● Provided entries:
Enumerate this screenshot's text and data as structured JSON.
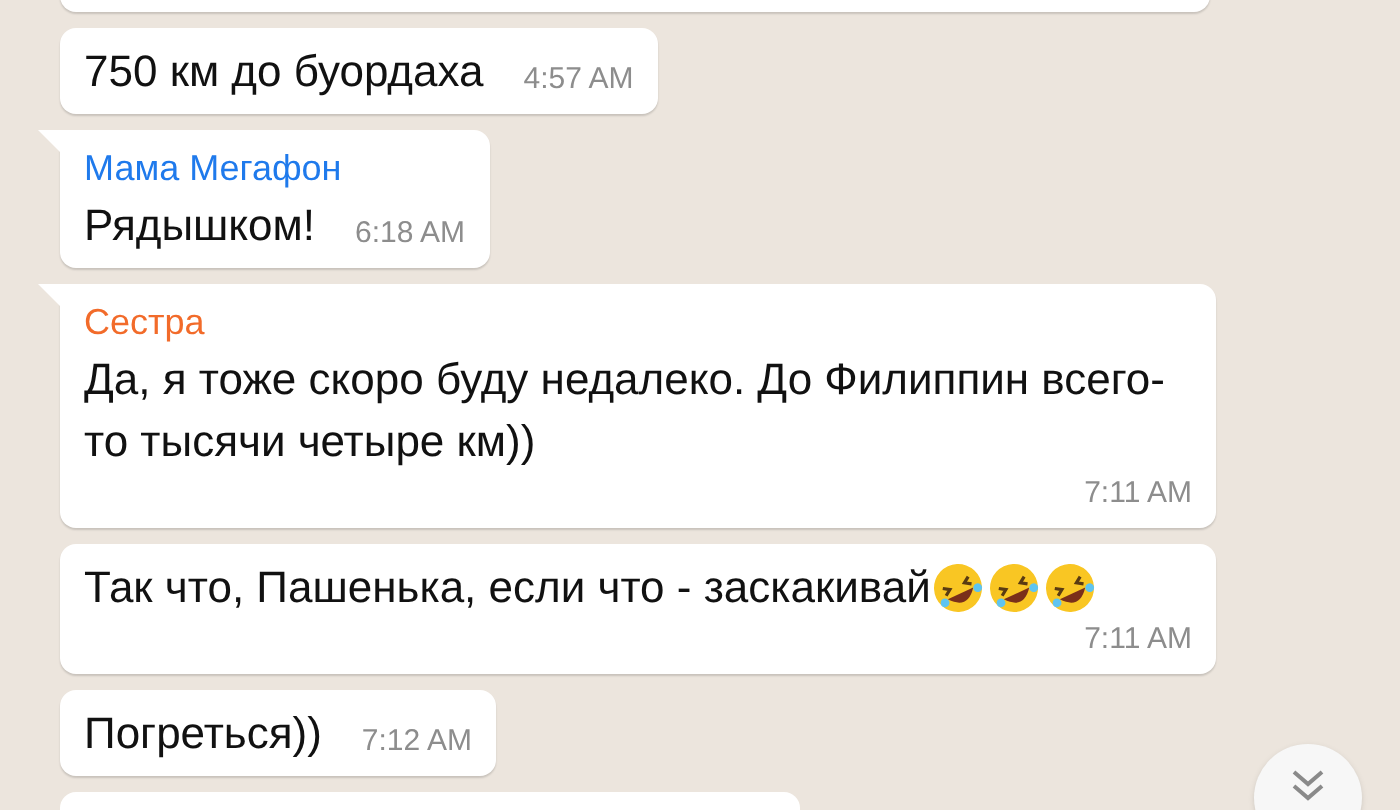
{
  "messages": [
    {
      "text": "750 км до буордаха",
      "time": "4:57 AM",
      "tail": false
    },
    {
      "sender": {
        "name": "Мама Мегафон",
        "color": "#1f7aec"
      },
      "text": "Рядышком!",
      "time": "6:18 AM",
      "tail": true
    },
    {
      "sender": {
        "name": "Сестра",
        "color": "#f26b2a"
      },
      "text": "Да, я тоже скоро буду недалеко. До Филиппин всего-то тысячи четыре км))",
      "time": "7:11 AM",
      "tail": true
    },
    {
      "text": "Так что, Пашенька, если что - заскакивай",
      "emojis": [
        {
          "kind": "rofl"
        },
        {
          "kind": "rofl"
        },
        {
          "kind": "rofl"
        }
      ],
      "time": "7:11 AM",
      "tail": false
    },
    {
      "text": "Погреться))",
      "time": "7:12 AM",
      "tail": false
    }
  ]
}
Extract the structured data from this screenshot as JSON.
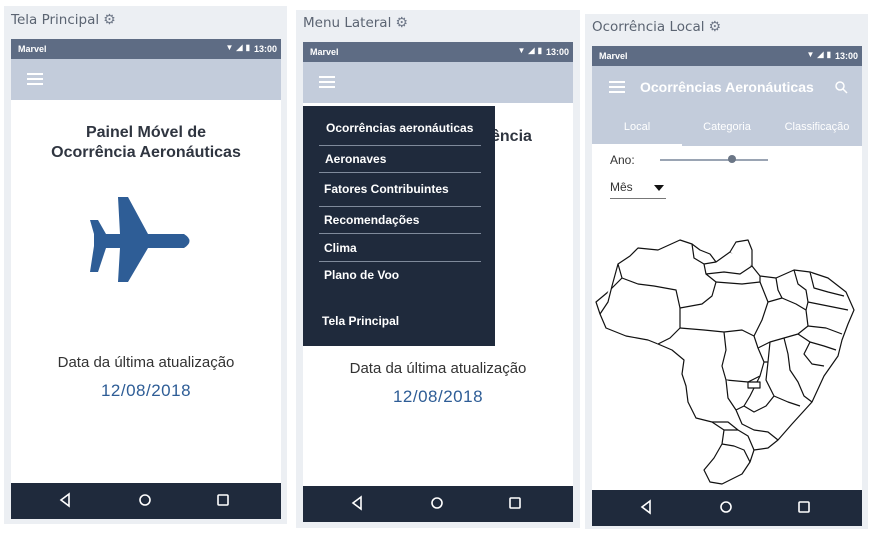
{
  "screens": {
    "main": {
      "board_title": "Tela Principal",
      "status": {
        "carrier": "Marvel",
        "time": "13:00"
      },
      "title": "Painel Móvel de Ocorrência Aeronáuticas",
      "update_label": "Data da última atualização",
      "update_date": "12/08/2018"
    },
    "menu": {
      "board_title": "Menu Lateral",
      "status": {
        "carrier": "Marvel",
        "time": "13:00"
      },
      "bg_title_partial": "ência",
      "update_label": "Data da última atualização",
      "update_date": "12/08/2018",
      "items": [
        "Ocorrências aeronáuticas",
        "Aeronaves",
        "Fatores Contribuintes",
        "Recomendações",
        "Clima",
        "Plano de Voo",
        "Tela Principal"
      ]
    },
    "local": {
      "board_title": "Ocorrência Local",
      "status": {
        "carrier": "Marvel",
        "time": "13:00"
      },
      "app_title": "Ocorrências Aeronáuticas",
      "tabs": [
        "Local",
        "Categoria",
        "Classificação"
      ],
      "year_label": "Ano:",
      "year_level": 0.67,
      "month_select": "Mês"
    }
  },
  "icons": {
    "gear": "gear-icon",
    "menu": "hamburger-menu-icon",
    "search": "search-icon",
    "back": "back-triangle-icon",
    "home": "home-circle-icon",
    "recent": "recent-apps-square-icon",
    "airplane": "airplane-icon",
    "dropdown": "dropdown-arrow-icon",
    "map": "brazil-states-map"
  },
  "colors": {
    "status_bar": "#5e6c84",
    "app_bar": "#c3ccdb",
    "nav_bar": "#1f2a3c",
    "accent": "#2e5d96",
    "menu_bg": "#1f2a3c"
  }
}
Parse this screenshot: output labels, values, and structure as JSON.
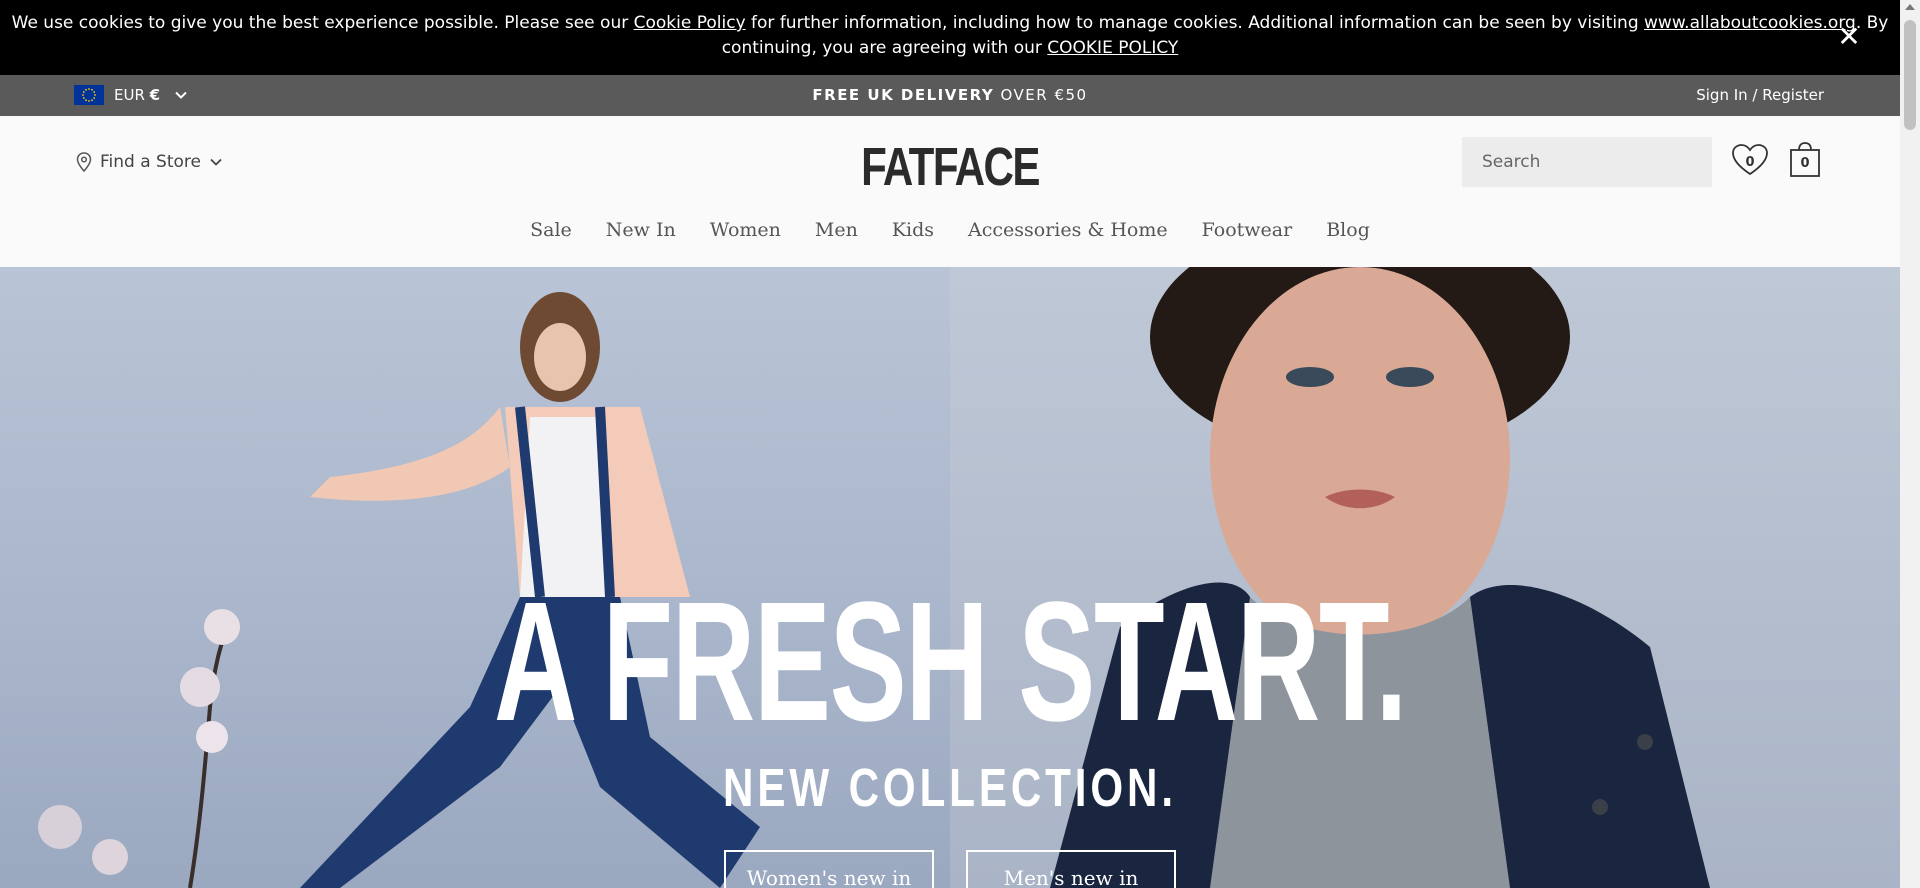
{
  "cookie_banner": {
    "text_1": "We use cookies to give you the best experience possible. Please see our ",
    "cookie_policy_link": "Cookie Policy",
    "text_2": " for further information, including how to manage cookies. Additional information can be seen by visiting ",
    "allaboutcookies_link": "www.allaboutcookies.org",
    "text_3": ". By continuing, you are agreeing with our ",
    "cookie_policy_caps_link": "COOKIE POLICY",
    "close_label": "✕"
  },
  "utility_bar": {
    "currency_code": "EUR",
    "currency_symbol": "€",
    "promo_bold": "FREE UK DELIVERY",
    "promo_rest": "OVER €50",
    "signin_label": "Sign In / Register"
  },
  "header": {
    "find_store_label": "Find a Store",
    "logo_text": "FATFACE",
    "search_placeholder": "Search",
    "wishlist_count": "0",
    "basket_count": "0"
  },
  "nav": {
    "items": [
      "Sale",
      "New In",
      "Women",
      "Men",
      "Kids",
      "Accessories & Home",
      "Footwear",
      "Blog"
    ]
  },
  "hero": {
    "title": "A FRESH START.",
    "subtitle": "NEW COLLECTION.",
    "women_button": "Women's new in",
    "men_button": "Men's new in"
  },
  "icons": {
    "close": "close-icon",
    "flag": "eu-flag-icon",
    "chevron": "chevron-down-icon",
    "location": "location-pin-icon",
    "search": "search-icon",
    "wishlist": "heart-icon",
    "basket": "shopping-bag-icon"
  },
  "colors": {
    "cookie_bg": "#000000",
    "utility_bg": "#5a5a5a",
    "header_bg": "#fafafa",
    "logo": "#2b2b2b"
  }
}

● Stated problem:
Repeat each record exactly, with the pictures left out.

● Written solution:
Enumerate this screenshot's text and data as structured JSON.
{
  "messages": [
    {
      "text": "750 км до буордаха",
      "time": "4:57 AM",
      "tail": false
    },
    {
      "sender": {
        "name": "Мама Мегафон",
        "color": "#1f7aec"
      },
      "text": "Рядышком!",
      "time": "6:18 AM",
      "tail": true
    },
    {
      "sender": {
        "name": "Сестра",
        "color": "#f26b2a"
      },
      "text": "Да, я тоже скоро буду недалеко. До Филиппин всего-то тысячи четыре км))",
      "time": "7:11 AM",
      "tail": true
    },
    {
      "text": "Так что, Пашенька, если что - заскакивай",
      "emojis": [
        {
          "kind": "rofl"
        },
        {
          "kind": "rofl"
        },
        {
          "kind": "rofl"
        }
      ],
      "time": "7:11 AM",
      "tail": false
    },
    {
      "text": "Погреться))",
      "time": "7:12 AM",
      "tail": false
    }
  ]
}
Extract the structured data from this screenshot as JSON.
{
  "screens": {
    "main": {
      "board_title": "Tela Principal",
      "status": {
        "carrier": "Marvel",
        "time": "13:00"
      },
      "title": "Painel Móvel de Ocorrência Aeronáuticas",
      "update_label": "Data da última atualização",
      "update_date": "12/08/2018"
    },
    "menu": {
      "board_title": "Menu Lateral",
      "status": {
        "carrier": "Marvel",
        "time": "13:00"
      },
      "bg_title_partial": "ência",
      "update_label": "Data da última atualização",
      "update_date": "12/08/2018",
      "items": [
        "Ocorrências aeronáuticas",
        "Aeronaves",
        "Fatores Contribuintes",
        "Recomendações",
        "Clima",
        "Plano de Voo",
        "Tela Principal"
      ]
    },
    "local": {
      "board_title": "Ocorrência Local",
      "status": {
        "carrier": "Marvel",
        "time": "13:00"
      },
      "app_title": "Ocorrências Aeronáuticas",
      "tabs": [
        "Local",
        "Categoria",
        "Classificação"
      ],
      "year_label": "Ano:",
      "year_level": 0.67,
      "month_select": "Mês"
    }
  },
  "icons": {
    "gear": "gear-icon",
    "menu": "hamburger-menu-icon",
    "search": "search-icon",
    "back": "back-triangle-icon",
    "home": "home-circle-icon",
    "recent": "recent-apps-square-icon",
    "airplane": "airplane-icon",
    "dropdown": "dropdown-arrow-icon",
    "map": "brazil-states-map"
  },
  "colors": {
    "status_bar": "#5e6c84",
    "app_bar": "#c3ccdb",
    "nav_bar": "#1f2a3c",
    "accent": "#2e5d96",
    "menu_bg": "#1f2a3c"
  }
}
Parse this screenshot: output labels, values, and structure as JSON.
{
  "cookie_banner": {
    "text_1": "We use cookies to give you the best experience possible. Please see our ",
    "cookie_policy_link": "Cookie Policy",
    "text_2": " for further information, including how to manage cookies. Additional information can be seen by visiting ",
    "allaboutcookies_link": "www.allaboutcookies.org",
    "text_3": ". By continuing, you are agreeing with our ",
    "cookie_policy_caps_link": "COOKIE POLICY",
    "close_label": "✕"
  },
  "utility_bar": {
    "currency_code": "EUR",
    "currency_symbol": "€",
    "promo_bold": "FREE UK DELIVERY",
    "promo_rest": "OVER €50",
    "signin_label": "Sign In / Register"
  },
  "header": {
    "find_store_label": "Find a Store",
    "logo_text": "FATFACE",
    "search_placeholder": "Search",
    "wishlist_count": "0",
    "basket_count": "0"
  },
  "nav": {
    "items": [
      "Sale",
      "New In",
      "Women",
      "Men",
      "Kids",
      "Accessories & Home",
      "Footwear",
      "Blog"
    ]
  },
  "hero": {
    "title": "A FRESH START.",
    "subtitle": "NEW COLLECTION.",
    "women_button": "Women's new in",
    "men_button": "Men's new in"
  },
  "icons": {
    "close": "close-icon",
    "flag": "eu-flag-icon",
    "chevron": "chevron-down-icon",
    "location": "location-pin-icon",
    "search": "search-icon",
    "wishlist": "heart-icon",
    "basket": "shopping-bag-icon"
  },
  "colors": {
    "cookie_bg": "#000000",
    "utility_bg": "#5a5a5a",
    "header_bg": "#fafafa",
    "logo": "#2b2b2b"
  }
}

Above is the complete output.